» TASK DETAILS:
Transcribe each record exactly. Include every one.

START

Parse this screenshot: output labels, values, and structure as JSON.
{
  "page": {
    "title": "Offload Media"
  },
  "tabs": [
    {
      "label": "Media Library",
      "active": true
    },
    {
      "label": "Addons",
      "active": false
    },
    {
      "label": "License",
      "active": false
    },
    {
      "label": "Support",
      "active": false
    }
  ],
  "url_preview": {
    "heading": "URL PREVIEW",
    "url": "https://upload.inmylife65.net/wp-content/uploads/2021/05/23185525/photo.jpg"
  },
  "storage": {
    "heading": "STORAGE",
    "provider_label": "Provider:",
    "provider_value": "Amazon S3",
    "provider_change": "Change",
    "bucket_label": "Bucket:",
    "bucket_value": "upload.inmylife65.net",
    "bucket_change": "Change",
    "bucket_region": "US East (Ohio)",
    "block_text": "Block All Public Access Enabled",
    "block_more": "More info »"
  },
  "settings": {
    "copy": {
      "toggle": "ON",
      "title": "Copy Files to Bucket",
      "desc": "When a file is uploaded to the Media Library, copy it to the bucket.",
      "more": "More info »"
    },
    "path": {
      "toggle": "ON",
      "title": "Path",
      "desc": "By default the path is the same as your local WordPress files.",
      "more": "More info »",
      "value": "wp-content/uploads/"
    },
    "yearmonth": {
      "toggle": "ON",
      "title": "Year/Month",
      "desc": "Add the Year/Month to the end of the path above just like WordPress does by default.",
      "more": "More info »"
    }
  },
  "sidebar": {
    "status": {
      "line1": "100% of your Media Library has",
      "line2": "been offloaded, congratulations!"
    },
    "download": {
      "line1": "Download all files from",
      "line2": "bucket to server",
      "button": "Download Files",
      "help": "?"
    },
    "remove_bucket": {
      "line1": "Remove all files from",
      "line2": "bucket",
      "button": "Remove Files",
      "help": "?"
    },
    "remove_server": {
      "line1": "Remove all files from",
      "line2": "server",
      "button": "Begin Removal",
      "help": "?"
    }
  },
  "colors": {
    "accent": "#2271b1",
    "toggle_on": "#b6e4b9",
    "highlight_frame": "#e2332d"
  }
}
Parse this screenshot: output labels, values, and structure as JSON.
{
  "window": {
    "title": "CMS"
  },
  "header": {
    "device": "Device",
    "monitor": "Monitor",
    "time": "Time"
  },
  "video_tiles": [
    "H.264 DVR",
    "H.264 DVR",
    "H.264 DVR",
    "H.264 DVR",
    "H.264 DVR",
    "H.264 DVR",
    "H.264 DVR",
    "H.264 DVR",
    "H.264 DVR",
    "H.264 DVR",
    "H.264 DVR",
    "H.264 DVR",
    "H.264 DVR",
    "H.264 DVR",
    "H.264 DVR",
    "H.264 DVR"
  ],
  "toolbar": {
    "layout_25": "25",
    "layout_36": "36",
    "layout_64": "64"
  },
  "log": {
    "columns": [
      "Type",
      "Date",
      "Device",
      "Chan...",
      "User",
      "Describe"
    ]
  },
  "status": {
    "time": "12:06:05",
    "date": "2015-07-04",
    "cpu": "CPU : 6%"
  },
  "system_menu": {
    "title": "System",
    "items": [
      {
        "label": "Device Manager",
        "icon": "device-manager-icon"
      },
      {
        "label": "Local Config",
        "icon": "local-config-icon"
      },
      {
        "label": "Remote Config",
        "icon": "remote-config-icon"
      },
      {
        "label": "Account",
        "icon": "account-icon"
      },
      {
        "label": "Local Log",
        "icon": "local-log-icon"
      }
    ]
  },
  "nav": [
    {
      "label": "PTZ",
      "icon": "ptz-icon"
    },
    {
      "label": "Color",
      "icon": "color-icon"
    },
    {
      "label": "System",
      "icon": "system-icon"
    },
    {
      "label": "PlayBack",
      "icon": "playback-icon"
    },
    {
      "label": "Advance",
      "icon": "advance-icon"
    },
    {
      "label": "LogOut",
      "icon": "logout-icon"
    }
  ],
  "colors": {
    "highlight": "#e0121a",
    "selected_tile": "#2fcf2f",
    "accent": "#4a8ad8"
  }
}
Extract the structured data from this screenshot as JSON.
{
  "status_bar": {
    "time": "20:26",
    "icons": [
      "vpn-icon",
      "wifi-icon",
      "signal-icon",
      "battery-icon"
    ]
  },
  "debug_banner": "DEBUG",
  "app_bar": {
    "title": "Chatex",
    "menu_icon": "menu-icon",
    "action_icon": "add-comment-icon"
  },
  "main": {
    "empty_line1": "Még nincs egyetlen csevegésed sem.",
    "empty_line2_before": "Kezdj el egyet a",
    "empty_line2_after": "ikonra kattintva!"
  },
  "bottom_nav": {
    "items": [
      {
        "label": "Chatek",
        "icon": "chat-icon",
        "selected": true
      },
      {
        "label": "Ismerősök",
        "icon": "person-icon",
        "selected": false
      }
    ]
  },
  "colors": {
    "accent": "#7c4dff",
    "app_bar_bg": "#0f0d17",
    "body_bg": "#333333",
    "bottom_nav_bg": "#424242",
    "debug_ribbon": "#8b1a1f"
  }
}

END

» REPLY:
Parse this screenshot: output labels, values, and structure as JSON.
{
  "page": {
    "title": "Offload Media"
  },
  "tabs": [
    {
      "label": "Media Library",
      "active": true
    },
    {
      "label": "Addons",
      "active": false
    },
    {
      "label": "License",
      "active": false
    },
    {
      "label": "Support",
      "active": false
    }
  ],
  "url_preview": {
    "heading": "URL PREVIEW",
    "url": "https://upload.inmylife65.net/wp-content/uploads/2021/05/23185525/photo.jpg"
  },
  "storage": {
    "heading": "STORAGE",
    "provider_label": "Provider:",
    "provider_value": "Amazon S3",
    "provider_change": "Change",
    "bucket_label": "Bucket:",
    "bucket_value": "upload.inmylife65.net",
    "bucket_change": "Change",
    "bucket_region": "US East (Ohio)",
    "block_text": "Block All Public Access Enabled",
    "block_more": "More info »"
  },
  "settings": {
    "copy": {
      "toggle": "ON",
      "title": "Copy Files to Bucket",
      "desc": "When a file is uploaded to the Media Library, copy it to the bucket.",
      "more": "More info »"
    },
    "path": {
      "toggle": "ON",
      "title": "Path",
      "desc": "By default the path is the same as your local WordPress files.",
      "more": "More info »",
      "value": "wp-content/uploads/"
    },
    "yearmonth": {
      "toggle": "ON",
      "title": "Year/Month",
      "desc": "Add the Year/Month to the end of the path above just like WordPress does by default.",
      "more": "More info »"
    }
  },
  "sidebar": {
    "status": {
      "line1": "100% of your Media Library has",
      "line2": "been offloaded, congratulations!"
    },
    "download": {
      "line1": "Download all files from",
      "line2": "bucket to server",
      "button": "Download Files",
      "help": "?"
    },
    "remove_bucket": {
      "line1": "Remove all files from",
      "line2": "bucket",
      "button": "Remove Files",
      "help": "?"
    },
    "remove_server": {
      "line1": "Remove all files from",
      "line2": "server",
      "button": "Begin Removal",
      "help": "?"
    }
  },
  "colors": {
    "accent": "#2271b1",
    "toggle_on": "#b6e4b9",
    "highlight_frame": "#e2332d"
  }
}
Parse this screenshot: output labels, values, and structure as JSON.
{
  "window": {
    "title": "CMS"
  },
  "header": {
    "device": "Device",
    "monitor": "Monitor",
    "time": "Time"
  },
  "video_tiles": [
    "H.264 DVR",
    "H.264 DVR",
    "H.264 DVR",
    "H.264 DVR",
    "H.264 DVR",
    "H.264 DVR",
    "H.264 DVR",
    "H.264 DVR",
    "H.264 DVR",
    "H.264 DVR",
    "H.264 DVR",
    "H.264 DVR",
    "H.264 DVR",
    "H.264 DVR",
    "H.264 DVR",
    "H.264 DVR"
  ],
  "toolbar": {
    "layout_25": "25",
    "layout_36": "36",
    "layout_64": "64"
  },
  "log": {
    "columns": [
      "Type",
      "Date",
      "Device",
      "Chan...",
      "User",
      "Describe"
    ]
  },
  "status": {
    "time": "12:06:05",
    "date": "2015-07-04",
    "cpu": "CPU : 6%"
  },
  "system_menu": {
    "title": "System",
    "items": [
      {
        "label": "Device Manager",
        "icon": "device-manager-icon"
      },
      {
        "label": "Local Config",
        "icon": "local-config-icon"
      },
      {
        "label": "Remote Config",
        "icon": "remote-config-icon"
      },
      {
        "label": "Account",
        "icon": "account-icon"
      },
      {
        "label": "Local Log",
        "icon": "local-log-icon"
      }
    ]
  },
  "nav": [
    {
      "label": "PTZ",
      "icon": "ptz-icon"
    },
    {
      "label": "Color",
      "icon": "color-icon"
    },
    {
      "label": "System",
      "icon": "system-icon"
    },
    {
      "label": "PlayBack",
      "icon": "playback-icon"
    },
    {
      "label": "Advance",
      "icon": "advance-icon"
    },
    {
      "label": "LogOut",
      "icon": "logout-icon"
    }
  ],
  "colors": {
    "highlight": "#e0121a",
    "selected_tile": "#2fcf2f",
    "accent": "#4a8ad8"
  }
}
Extract the structured data from this screenshot as JSON.
{
  "status_bar": {
    "time": "20:26",
    "icons": [
      "vpn-icon",
      "wifi-icon",
      "signal-icon",
      "battery-icon"
    ]
  },
  "debug_banner": "DEBUG",
  "app_bar": {
    "title": "Chatex",
    "menu_icon": "menu-icon",
    "action_icon": "add-comment-icon"
  },
  "main": {
    "empty_line1": "Még nincs egyetlen csevegésed sem.",
    "empty_line2_before": "Kezdj el egyet a",
    "empty_line2_after": "ikonra kattintva!"
  },
  "bottom_nav": {
    "items": [
      {
        "label": "Chatek",
        "icon": "chat-icon",
        "selected": true
      },
      {
        "label": "Ismerősök",
        "icon": "person-icon",
        "selected": false
      }
    ]
  },
  "colors": {
    "accent": "#7c4dff",
    "app_bar_bg": "#0f0d17",
    "body_bg": "#333333",
    "bottom_nav_bg": "#424242",
    "debug_ribbon": "#8b1a1f"
  }
}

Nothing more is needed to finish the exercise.